Task to complete. Find every line in the records below that contains the word "połączyć", and copy each such line.

--- BEGIN Supplied material ---

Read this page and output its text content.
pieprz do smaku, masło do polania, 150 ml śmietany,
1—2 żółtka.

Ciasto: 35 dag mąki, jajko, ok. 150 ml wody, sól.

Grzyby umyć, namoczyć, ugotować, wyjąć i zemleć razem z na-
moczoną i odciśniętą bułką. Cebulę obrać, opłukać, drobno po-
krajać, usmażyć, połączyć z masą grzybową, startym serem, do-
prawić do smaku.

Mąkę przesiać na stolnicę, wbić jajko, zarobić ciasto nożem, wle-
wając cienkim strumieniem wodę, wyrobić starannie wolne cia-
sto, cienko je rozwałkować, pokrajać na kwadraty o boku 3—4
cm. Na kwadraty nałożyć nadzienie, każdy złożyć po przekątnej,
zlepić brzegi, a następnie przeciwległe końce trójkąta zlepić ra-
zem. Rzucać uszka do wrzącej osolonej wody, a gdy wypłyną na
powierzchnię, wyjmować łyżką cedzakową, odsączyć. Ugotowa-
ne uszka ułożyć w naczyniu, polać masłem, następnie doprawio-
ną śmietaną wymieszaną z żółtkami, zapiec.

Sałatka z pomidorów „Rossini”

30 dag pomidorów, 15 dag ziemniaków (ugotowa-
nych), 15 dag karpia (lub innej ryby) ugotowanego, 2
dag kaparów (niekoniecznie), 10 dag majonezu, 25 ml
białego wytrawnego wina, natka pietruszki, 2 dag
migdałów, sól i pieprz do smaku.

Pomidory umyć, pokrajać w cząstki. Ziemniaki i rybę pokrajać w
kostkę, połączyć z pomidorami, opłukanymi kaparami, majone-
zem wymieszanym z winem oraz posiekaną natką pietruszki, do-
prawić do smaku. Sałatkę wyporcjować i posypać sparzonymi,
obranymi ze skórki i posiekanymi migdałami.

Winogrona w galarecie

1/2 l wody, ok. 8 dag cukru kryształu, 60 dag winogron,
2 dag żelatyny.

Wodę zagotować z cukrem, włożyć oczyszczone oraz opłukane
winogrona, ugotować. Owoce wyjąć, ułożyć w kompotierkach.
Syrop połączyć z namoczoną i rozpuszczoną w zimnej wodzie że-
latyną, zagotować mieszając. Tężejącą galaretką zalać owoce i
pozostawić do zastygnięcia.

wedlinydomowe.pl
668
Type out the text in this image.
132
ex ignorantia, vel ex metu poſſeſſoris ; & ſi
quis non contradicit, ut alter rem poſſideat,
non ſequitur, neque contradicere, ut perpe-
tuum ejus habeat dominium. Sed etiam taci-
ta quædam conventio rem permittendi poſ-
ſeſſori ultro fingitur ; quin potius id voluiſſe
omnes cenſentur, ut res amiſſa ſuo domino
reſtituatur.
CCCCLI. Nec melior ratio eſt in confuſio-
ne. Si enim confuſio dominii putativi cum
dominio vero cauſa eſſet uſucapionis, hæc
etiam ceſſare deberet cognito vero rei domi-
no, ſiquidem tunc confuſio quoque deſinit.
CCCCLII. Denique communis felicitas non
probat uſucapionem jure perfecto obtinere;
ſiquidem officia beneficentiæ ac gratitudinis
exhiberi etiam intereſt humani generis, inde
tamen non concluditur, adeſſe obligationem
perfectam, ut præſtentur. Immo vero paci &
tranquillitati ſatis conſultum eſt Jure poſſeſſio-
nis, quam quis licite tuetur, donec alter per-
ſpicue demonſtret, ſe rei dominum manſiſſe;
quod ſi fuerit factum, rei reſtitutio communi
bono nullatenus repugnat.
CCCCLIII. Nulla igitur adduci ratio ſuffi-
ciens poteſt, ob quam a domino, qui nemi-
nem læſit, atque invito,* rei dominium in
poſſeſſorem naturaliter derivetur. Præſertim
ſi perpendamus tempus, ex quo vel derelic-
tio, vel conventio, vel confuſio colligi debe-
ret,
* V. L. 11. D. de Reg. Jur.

--- END Supplied material ---

Exercise response.
krajać, usmażyć, połączyć z masą grzybową, startym serem, do-
kostkę, połączyć z pomidorami, opłukanymi kaparami, majone-
Syrop połączyć z namoczoną i rozpuszczoną w zimnej wodzie że-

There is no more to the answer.